**PROBLEM TO WORK ON:**
Pull every line containing the word "Walker" from the records.

**GIVEN DATA:**
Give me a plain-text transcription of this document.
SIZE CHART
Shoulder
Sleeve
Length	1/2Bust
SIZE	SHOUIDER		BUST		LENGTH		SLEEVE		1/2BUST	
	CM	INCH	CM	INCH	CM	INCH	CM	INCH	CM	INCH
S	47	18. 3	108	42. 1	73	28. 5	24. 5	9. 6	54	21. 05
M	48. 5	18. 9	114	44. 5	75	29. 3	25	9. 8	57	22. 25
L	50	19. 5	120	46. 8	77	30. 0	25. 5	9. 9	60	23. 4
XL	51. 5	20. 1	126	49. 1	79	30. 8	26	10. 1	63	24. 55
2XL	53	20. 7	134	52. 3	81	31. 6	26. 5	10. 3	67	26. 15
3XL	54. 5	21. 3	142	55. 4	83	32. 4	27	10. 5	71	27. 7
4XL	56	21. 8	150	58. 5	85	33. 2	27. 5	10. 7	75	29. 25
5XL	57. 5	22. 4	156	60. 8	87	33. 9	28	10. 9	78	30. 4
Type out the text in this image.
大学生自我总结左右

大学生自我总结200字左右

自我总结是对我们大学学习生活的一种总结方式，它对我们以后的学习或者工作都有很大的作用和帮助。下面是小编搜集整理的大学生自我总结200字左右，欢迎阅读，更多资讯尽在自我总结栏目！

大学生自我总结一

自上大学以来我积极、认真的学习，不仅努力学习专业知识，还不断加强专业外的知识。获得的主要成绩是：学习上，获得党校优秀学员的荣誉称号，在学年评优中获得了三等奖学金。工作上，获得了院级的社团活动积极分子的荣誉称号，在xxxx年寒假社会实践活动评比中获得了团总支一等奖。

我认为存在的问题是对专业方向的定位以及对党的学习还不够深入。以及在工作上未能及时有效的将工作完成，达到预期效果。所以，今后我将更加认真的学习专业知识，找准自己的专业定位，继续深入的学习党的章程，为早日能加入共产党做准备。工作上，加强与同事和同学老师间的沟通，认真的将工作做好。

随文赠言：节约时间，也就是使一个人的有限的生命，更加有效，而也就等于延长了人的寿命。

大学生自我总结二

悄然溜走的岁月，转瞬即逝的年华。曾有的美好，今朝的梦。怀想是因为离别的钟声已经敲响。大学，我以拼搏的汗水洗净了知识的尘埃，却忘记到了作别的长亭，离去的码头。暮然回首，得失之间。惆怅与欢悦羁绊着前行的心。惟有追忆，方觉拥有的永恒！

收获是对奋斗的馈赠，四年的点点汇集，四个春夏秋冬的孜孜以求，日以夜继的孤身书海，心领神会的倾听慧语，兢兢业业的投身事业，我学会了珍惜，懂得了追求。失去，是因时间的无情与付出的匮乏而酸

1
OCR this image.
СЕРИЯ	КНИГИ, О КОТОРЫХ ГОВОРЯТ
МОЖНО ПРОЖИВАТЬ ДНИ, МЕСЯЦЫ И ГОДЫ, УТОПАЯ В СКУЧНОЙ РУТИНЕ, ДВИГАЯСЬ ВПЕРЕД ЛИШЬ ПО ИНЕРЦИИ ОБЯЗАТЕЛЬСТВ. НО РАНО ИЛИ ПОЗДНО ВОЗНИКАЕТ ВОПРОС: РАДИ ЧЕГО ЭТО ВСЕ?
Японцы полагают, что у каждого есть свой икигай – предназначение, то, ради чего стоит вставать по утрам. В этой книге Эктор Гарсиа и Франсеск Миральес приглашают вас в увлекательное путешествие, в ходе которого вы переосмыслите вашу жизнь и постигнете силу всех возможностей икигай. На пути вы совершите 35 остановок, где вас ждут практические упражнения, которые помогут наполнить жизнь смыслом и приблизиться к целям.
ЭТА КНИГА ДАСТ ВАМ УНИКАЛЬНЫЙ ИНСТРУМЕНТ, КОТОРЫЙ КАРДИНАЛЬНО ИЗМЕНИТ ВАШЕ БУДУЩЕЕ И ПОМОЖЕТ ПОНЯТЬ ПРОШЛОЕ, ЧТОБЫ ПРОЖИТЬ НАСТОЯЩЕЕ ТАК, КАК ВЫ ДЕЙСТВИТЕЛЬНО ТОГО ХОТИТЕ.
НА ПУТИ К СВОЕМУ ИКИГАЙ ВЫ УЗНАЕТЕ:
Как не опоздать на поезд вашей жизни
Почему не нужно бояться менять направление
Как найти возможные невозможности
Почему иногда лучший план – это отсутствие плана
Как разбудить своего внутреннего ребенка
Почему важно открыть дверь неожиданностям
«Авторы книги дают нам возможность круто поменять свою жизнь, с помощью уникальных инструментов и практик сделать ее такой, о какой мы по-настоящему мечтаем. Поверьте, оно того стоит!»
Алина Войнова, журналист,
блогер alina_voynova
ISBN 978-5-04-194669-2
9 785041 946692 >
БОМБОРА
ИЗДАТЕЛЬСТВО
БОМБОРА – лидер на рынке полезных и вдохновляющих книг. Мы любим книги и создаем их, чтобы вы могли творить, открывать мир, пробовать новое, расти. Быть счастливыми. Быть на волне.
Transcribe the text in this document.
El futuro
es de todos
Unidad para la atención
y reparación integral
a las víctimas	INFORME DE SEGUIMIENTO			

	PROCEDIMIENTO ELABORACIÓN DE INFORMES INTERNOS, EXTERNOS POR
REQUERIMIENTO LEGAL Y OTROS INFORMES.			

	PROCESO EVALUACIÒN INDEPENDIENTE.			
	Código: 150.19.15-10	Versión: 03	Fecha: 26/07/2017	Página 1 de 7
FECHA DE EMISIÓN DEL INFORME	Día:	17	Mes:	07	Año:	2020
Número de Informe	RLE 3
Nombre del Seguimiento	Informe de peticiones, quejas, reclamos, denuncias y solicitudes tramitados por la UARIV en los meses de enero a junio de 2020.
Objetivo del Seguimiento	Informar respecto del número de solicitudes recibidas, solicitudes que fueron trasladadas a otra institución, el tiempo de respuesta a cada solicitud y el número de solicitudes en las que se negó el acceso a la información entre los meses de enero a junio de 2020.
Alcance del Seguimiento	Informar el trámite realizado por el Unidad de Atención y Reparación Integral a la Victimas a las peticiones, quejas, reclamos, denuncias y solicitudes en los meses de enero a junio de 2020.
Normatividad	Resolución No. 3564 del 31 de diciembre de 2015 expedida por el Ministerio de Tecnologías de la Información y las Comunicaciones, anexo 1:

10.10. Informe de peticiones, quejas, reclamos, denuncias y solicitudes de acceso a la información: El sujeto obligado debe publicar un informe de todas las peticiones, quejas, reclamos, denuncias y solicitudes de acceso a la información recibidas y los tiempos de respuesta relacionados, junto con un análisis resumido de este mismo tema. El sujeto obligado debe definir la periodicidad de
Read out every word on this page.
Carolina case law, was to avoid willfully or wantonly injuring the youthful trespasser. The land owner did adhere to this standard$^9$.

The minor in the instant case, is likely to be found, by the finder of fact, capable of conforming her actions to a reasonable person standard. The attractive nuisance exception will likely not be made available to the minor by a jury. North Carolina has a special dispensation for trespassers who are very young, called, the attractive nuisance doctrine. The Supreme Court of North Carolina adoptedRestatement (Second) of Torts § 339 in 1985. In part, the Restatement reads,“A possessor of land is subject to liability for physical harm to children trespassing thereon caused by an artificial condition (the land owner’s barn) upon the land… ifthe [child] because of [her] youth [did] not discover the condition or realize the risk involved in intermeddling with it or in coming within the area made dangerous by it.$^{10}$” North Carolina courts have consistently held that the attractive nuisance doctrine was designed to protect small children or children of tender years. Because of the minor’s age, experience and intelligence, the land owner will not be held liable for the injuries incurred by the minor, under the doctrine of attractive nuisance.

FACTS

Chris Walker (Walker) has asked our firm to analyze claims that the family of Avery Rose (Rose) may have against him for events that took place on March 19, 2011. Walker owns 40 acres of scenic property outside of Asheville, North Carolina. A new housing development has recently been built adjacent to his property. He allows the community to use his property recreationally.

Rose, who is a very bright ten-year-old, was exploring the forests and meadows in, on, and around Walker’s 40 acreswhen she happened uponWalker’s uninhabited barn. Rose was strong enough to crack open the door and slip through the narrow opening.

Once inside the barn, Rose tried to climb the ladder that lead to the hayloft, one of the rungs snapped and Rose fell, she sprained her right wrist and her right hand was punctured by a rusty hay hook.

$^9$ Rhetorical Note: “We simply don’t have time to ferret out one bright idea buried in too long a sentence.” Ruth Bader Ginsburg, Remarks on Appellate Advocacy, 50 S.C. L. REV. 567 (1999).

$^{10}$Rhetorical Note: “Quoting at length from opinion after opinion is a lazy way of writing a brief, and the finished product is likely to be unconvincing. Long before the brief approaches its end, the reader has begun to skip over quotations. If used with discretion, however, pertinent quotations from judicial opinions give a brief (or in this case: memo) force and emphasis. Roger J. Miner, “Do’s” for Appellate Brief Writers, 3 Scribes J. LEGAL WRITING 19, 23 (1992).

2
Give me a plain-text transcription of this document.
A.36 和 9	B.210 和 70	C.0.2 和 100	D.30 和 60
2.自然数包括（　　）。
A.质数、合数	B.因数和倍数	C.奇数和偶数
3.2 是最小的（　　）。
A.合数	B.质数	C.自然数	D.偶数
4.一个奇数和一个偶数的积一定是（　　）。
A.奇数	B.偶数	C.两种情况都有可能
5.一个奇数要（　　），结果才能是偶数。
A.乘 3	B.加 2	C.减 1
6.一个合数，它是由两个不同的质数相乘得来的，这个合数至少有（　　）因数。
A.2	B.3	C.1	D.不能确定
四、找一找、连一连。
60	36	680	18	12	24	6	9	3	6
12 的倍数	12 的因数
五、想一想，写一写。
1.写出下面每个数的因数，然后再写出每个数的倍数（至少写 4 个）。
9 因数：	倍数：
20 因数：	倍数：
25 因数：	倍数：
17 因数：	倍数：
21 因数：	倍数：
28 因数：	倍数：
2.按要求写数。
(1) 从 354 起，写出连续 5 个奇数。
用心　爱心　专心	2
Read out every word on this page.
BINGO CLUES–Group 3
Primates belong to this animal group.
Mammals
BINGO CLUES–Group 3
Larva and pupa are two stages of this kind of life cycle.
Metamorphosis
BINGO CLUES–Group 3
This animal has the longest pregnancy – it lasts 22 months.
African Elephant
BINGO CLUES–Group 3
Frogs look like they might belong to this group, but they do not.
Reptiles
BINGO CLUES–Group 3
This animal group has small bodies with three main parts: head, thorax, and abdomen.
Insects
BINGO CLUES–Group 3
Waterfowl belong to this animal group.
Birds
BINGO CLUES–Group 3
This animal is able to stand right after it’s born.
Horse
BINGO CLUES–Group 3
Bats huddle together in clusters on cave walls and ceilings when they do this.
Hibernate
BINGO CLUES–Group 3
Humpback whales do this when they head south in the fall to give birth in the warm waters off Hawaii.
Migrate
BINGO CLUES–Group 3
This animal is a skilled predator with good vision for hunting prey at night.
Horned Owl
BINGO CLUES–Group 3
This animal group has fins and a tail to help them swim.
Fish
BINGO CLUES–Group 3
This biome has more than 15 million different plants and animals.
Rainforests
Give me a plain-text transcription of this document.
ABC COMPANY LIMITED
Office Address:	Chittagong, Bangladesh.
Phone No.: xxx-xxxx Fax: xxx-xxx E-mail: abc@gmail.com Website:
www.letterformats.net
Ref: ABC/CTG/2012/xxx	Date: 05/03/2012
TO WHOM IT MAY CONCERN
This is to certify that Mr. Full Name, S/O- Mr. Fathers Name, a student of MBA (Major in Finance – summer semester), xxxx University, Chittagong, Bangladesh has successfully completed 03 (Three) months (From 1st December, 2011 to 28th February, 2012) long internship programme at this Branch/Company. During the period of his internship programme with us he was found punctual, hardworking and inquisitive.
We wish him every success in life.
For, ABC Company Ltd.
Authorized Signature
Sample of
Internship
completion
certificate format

**FINISHED EXERCISE:**
Chris Walker (Walker) has asked our firm to analyze claims that the family of Avery Rose (Rose) may have against him for events that took place on March 19, 2011. Walker owns 40 acres of scenic property outside of Asheville, North Carolina. A new housing development has recently been built adjacent to his property. He allows the community to use his property recreationally.
Rose, who is a very bright ten-year-old, was exploring the forests and meadows in, on, and around Walker’s 40 acreswhen she happened uponWalker’s uninhabited barn. Rose was strong enough to crack open the door and slip through the narrow opening.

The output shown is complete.